Exercise goal →
Extract everything in the material from the line containing "critical-alert-icon: ! bbox=[1360, 253, 1373, 266]" down to the line containing "767, 1396, 779]", both ends included, and copy each line unchanged.

= = = = =

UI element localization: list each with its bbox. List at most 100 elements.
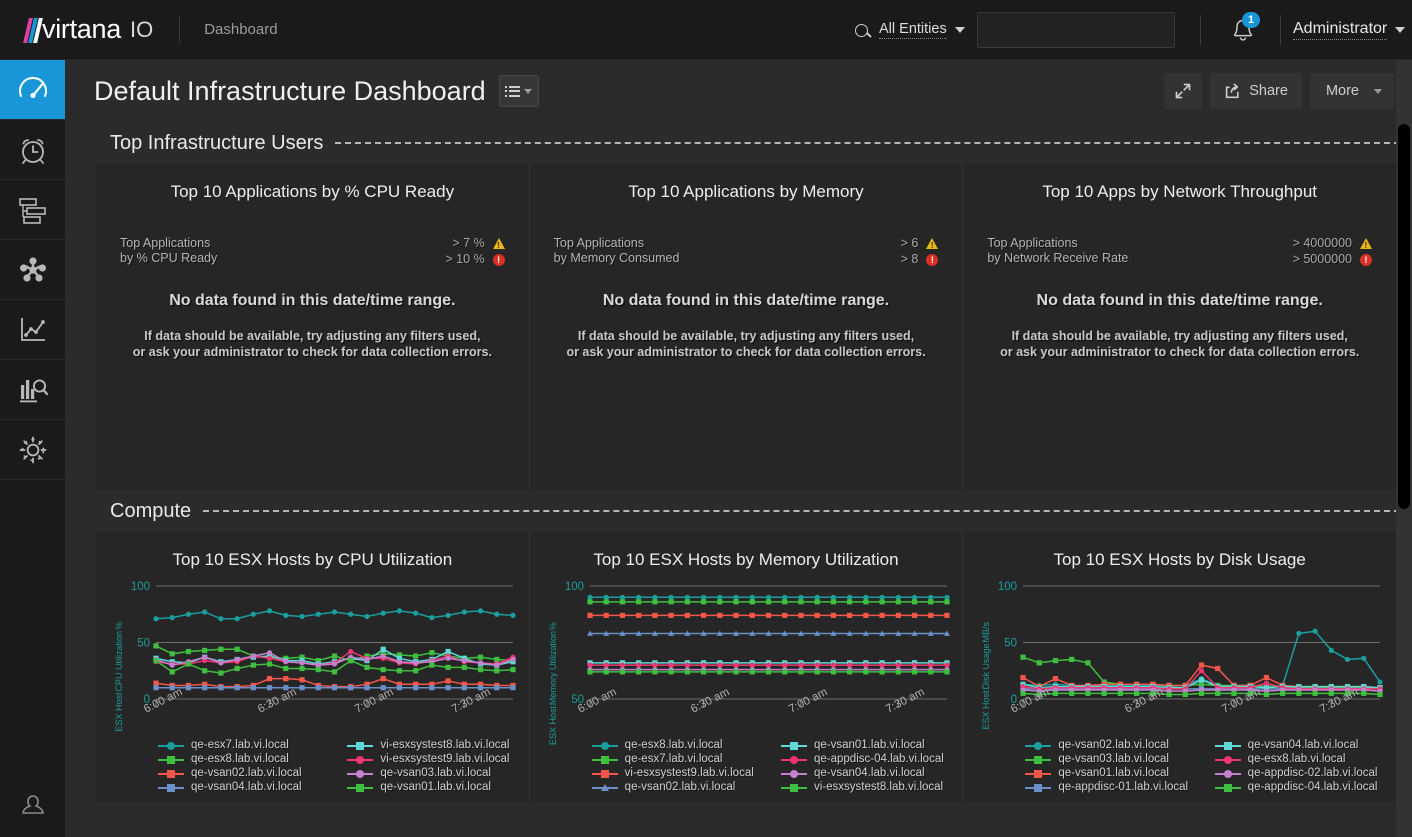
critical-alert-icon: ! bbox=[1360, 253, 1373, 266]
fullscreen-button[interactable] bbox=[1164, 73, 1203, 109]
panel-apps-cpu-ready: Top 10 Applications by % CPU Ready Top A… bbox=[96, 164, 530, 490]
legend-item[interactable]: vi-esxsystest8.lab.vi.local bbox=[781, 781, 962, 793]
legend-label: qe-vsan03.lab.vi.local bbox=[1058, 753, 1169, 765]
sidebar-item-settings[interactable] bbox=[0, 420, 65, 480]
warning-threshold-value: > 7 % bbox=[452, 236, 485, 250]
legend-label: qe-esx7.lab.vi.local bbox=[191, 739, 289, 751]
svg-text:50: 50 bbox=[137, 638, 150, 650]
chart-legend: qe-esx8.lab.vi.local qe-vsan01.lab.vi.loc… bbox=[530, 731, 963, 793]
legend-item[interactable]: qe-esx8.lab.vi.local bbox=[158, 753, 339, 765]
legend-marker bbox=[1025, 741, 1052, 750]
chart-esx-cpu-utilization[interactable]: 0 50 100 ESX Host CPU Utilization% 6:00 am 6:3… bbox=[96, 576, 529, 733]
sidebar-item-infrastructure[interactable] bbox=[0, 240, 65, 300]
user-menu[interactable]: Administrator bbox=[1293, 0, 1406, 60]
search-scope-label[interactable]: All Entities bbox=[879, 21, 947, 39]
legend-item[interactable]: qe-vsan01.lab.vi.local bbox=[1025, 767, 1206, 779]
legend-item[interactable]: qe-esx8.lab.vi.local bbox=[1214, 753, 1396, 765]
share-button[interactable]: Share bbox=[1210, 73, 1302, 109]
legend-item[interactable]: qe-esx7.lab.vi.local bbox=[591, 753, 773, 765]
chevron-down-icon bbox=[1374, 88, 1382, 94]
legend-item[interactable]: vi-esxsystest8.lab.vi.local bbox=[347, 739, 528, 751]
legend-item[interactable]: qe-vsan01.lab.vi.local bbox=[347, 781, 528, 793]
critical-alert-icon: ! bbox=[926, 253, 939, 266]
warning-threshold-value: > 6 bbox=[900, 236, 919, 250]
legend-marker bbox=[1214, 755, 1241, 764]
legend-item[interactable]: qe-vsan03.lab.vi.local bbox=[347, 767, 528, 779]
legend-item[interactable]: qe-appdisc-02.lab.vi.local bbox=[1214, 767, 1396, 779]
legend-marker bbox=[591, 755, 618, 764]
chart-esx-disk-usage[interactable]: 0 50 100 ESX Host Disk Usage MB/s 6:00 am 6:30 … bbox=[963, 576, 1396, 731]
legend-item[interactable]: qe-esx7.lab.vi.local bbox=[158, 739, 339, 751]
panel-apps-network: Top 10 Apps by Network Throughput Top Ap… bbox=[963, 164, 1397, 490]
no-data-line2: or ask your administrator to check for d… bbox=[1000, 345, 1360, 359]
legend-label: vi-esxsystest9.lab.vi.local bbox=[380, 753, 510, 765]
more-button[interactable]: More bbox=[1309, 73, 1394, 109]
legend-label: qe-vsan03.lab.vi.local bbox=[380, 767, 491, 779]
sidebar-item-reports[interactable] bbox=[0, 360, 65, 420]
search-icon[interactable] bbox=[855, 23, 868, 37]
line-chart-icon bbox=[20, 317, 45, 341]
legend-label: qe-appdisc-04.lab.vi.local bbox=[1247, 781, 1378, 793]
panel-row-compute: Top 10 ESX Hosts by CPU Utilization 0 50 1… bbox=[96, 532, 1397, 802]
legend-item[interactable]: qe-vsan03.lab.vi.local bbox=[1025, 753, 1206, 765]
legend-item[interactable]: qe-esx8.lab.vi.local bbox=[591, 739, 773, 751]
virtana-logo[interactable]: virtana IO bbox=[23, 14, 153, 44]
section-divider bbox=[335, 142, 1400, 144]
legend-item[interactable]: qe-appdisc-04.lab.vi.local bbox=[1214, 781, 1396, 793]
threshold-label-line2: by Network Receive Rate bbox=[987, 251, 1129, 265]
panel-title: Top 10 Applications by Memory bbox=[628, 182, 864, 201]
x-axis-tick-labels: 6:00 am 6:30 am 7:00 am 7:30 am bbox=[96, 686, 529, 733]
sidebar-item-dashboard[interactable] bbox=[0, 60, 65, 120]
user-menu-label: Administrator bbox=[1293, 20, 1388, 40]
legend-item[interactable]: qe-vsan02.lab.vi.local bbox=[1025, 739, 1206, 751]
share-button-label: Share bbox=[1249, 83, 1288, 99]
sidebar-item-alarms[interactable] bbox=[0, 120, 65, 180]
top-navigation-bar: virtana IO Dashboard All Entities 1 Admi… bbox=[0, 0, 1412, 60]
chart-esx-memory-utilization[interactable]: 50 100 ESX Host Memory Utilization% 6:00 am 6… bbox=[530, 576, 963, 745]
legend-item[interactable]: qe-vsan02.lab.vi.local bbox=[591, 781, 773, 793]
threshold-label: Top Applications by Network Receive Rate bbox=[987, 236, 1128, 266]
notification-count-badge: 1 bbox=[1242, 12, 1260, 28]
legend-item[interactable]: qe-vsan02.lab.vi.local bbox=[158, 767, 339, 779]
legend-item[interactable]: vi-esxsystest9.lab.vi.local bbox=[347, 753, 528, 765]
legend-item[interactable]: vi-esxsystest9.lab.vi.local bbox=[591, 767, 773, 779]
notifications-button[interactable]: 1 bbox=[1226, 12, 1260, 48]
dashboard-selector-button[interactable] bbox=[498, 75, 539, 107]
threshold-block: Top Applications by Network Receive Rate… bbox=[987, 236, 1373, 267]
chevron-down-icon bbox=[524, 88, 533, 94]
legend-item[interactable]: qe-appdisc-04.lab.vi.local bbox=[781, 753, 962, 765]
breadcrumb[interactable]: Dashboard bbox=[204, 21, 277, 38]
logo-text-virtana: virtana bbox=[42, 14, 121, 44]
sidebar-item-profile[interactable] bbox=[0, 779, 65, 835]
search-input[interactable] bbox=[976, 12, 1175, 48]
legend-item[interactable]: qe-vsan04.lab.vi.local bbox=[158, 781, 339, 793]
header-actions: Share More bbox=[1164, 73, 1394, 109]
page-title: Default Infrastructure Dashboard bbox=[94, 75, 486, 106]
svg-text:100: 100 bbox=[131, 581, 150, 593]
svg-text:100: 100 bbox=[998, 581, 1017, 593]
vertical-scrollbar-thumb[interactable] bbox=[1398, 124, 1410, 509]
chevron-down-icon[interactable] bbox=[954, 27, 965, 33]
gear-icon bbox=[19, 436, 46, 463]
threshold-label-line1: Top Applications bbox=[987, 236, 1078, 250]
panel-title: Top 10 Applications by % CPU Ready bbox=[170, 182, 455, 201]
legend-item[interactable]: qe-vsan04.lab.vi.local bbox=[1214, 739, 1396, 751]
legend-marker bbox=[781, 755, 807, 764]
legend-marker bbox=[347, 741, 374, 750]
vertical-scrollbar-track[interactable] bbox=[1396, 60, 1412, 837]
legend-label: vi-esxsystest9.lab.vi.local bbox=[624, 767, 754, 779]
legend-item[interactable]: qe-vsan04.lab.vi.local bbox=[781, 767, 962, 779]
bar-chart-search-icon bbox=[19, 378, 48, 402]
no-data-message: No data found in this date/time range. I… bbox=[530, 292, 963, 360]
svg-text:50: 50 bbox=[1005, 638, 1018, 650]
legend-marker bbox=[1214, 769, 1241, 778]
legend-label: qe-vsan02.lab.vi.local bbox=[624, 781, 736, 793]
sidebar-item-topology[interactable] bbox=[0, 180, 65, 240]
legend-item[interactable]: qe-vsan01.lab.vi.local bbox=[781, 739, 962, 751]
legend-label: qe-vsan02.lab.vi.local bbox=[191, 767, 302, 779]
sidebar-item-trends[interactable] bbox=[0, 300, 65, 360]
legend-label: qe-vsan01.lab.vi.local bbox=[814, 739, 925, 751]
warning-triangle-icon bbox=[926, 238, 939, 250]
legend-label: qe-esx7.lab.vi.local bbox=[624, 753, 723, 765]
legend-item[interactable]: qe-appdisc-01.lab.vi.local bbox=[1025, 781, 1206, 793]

= = = = =

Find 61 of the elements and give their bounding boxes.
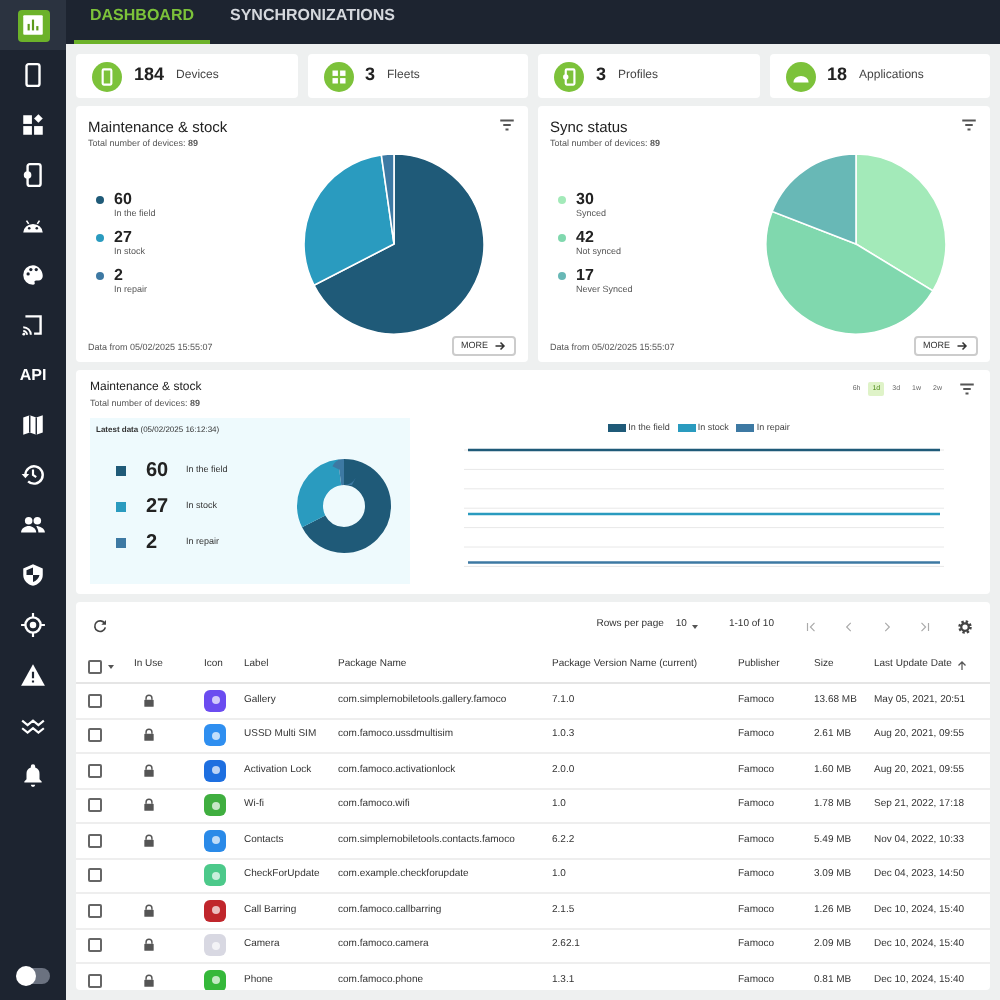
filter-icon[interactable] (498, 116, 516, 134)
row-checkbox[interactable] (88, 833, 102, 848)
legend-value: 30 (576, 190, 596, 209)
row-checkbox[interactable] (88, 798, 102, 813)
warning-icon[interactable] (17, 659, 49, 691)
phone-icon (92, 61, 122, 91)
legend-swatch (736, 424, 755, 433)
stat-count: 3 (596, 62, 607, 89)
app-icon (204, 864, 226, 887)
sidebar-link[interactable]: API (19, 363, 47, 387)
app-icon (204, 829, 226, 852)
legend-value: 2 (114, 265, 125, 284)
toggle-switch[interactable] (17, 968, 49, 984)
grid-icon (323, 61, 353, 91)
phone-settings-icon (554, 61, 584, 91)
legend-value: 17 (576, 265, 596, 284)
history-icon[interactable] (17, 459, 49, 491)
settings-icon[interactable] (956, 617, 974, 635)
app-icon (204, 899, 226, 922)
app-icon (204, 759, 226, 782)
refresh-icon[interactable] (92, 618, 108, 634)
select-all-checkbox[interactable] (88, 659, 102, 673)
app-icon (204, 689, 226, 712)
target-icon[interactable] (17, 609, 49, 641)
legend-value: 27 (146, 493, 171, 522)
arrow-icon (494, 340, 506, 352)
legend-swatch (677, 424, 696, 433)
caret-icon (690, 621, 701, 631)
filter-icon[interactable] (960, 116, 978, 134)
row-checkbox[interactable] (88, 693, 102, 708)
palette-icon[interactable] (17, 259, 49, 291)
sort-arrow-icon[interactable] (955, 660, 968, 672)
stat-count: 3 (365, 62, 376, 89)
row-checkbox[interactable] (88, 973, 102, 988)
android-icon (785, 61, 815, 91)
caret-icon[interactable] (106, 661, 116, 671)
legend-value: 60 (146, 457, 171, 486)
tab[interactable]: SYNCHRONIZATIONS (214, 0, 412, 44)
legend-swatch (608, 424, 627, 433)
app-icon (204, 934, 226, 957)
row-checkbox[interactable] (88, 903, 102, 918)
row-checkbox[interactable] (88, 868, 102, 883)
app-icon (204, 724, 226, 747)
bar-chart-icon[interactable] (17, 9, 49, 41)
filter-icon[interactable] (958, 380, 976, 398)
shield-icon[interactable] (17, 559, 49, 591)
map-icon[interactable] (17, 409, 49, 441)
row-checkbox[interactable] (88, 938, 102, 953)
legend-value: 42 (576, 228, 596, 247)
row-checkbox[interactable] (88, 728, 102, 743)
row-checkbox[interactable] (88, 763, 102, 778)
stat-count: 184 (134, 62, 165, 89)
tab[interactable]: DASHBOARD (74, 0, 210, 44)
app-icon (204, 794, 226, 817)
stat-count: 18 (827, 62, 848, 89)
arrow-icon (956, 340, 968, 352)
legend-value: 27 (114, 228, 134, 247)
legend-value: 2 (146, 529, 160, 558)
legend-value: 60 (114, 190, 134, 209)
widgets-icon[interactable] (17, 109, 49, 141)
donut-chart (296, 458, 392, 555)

= = = = =

The response →
critical-alert-icon: ! bbox=[1360, 253, 1373, 266]
fullscreen-button[interactable] bbox=[1164, 73, 1203, 109]
panel-apps-cpu-ready: Top 10 Applications by % CPU Ready Top A… bbox=[96, 164, 530, 490]
legend-item[interactable]: vi-esxsystest8.lab.vi.local bbox=[781, 781, 962, 793]
legend-label: qe-vsan03.lab.vi.local bbox=[1058, 753, 1169, 765]
sidebar-item-settings[interactable] bbox=[0, 420, 65, 480]
warning-threshold-value: > 7 % bbox=[452, 236, 485, 250]
legend-label: qe-esx7.lab.vi.local bbox=[191, 739, 289, 751]
svg-text:50: 50 bbox=[137, 638, 150, 650]
chart-legend: qe-esx8.lab.vi.local qe-vsan01.lab.vi.loc… bbox=[530, 731, 963, 793]
legend-item[interactable]: qe-esx8.lab.vi.local bbox=[158, 753, 339, 765]
legend-marker bbox=[1025, 741, 1052, 750]
chart-esx-cpu-utilization[interactable]: 0 50 100 ESX Host CPU Utilization% 6:00 am 6:3… bbox=[96, 576, 529, 733]
sidebar-item-infrastructure[interactable] bbox=[0, 240, 65, 300]
user-menu[interactable]: Administrator bbox=[1293, 0, 1406, 60]
search-scope-label[interactable]: All Entities bbox=[879, 21, 947, 39]
legend-item[interactable]: qe-vsan01.lab.vi.local bbox=[1025, 767, 1206, 779]
legend-item[interactable]: qe-esx8.lab.vi.local bbox=[1214, 753, 1396, 765]
share-button[interactable]: Share bbox=[1210, 73, 1302, 109]
legend-item[interactable]: qe-esx7.lab.vi.local bbox=[591, 753, 773, 765]
chevron-down-icon bbox=[1374, 88, 1382, 94]
legend-item[interactable]: vi-esxsystest8.lab.vi.local bbox=[347, 739, 528, 751]
legend-item[interactable]: qe-vsan01.lab.vi.local bbox=[347, 781, 528, 793]
critical-alert-icon: ! bbox=[926, 253, 939, 266]
warning-threshold-value: > 6 bbox=[900, 236, 919, 250]
legend-marker bbox=[1214, 755, 1241, 764]
legend-item[interactable]: qe-vsan03.lab.vi.local bbox=[347, 767, 528, 779]
legend-item[interactable]: qe-appdisc-02.lab.vi.local bbox=[1214, 767, 1396, 779]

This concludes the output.